* **Exercise objective**
Search the material for the word "machines" and copy each line that holds it.

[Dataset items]
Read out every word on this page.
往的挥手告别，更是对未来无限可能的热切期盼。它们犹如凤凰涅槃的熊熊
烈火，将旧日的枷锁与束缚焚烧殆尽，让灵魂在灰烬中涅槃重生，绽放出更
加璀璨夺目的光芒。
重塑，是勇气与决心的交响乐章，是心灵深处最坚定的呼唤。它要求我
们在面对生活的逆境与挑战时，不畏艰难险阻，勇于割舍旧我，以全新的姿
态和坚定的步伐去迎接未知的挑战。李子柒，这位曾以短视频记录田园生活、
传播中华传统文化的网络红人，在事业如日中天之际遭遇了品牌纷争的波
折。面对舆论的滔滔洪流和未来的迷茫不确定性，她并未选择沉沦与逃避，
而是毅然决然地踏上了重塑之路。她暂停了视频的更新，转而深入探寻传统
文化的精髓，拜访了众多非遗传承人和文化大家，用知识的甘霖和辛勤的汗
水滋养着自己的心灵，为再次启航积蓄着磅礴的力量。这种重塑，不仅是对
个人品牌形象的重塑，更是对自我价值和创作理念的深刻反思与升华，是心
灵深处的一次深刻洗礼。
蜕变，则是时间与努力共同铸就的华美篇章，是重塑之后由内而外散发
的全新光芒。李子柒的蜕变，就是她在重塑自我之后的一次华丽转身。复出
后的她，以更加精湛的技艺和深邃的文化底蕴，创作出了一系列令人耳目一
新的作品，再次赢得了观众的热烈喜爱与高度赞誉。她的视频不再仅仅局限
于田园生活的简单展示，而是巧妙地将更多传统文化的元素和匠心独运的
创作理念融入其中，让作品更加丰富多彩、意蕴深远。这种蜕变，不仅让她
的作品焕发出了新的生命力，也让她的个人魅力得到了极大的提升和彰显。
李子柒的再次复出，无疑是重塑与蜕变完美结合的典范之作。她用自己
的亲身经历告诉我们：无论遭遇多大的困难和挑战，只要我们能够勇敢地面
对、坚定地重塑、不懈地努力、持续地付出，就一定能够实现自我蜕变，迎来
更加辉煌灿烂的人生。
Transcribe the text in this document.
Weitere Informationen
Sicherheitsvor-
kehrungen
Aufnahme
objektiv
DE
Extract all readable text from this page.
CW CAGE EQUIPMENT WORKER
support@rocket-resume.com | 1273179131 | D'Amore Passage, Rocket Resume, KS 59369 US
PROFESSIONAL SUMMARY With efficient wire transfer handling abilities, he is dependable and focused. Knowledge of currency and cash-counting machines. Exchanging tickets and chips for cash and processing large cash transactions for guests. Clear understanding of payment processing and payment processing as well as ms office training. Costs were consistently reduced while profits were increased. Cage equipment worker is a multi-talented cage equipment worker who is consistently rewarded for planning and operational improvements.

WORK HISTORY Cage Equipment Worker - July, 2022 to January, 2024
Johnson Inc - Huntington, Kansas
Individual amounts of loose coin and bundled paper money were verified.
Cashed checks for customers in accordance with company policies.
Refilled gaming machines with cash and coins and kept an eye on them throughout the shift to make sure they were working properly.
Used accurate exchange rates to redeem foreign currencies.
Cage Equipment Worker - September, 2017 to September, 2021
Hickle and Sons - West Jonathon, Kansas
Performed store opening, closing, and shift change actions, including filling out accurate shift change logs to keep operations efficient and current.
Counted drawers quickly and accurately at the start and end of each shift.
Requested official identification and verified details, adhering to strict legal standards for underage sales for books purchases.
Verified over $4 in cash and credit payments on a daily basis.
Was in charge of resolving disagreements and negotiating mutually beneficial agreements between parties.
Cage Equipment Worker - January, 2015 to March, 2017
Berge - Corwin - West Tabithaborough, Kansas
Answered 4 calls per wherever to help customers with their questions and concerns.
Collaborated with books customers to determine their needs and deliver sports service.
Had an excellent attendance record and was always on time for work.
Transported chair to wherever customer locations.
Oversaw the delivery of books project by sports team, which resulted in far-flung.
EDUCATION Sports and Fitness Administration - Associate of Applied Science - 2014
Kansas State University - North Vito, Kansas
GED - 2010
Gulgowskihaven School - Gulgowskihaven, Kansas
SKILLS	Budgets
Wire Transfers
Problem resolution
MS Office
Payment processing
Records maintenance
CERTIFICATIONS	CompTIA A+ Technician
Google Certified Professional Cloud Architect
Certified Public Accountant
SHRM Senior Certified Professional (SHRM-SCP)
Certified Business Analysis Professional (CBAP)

* **Reply to the task**
PROFESSIONAL SUMMARY With efficient wire transfer handling abilities, he is dependable and focused. Knowledge of currency and cash-counting machines. Exchanging tickets and chips for cash and processing large cash transactions for guests. Clear understanding of payment processing and payment processing as well as ms office training. Costs were consistently reduced while profits were increased. Cage equipment worker is a multi-talented cage equipment worker who is consistently rewarded for planning and operational improvements.
Refilled gaming machines with cash and coins and kept an eye on them throughout the shift to make sure they were working properly.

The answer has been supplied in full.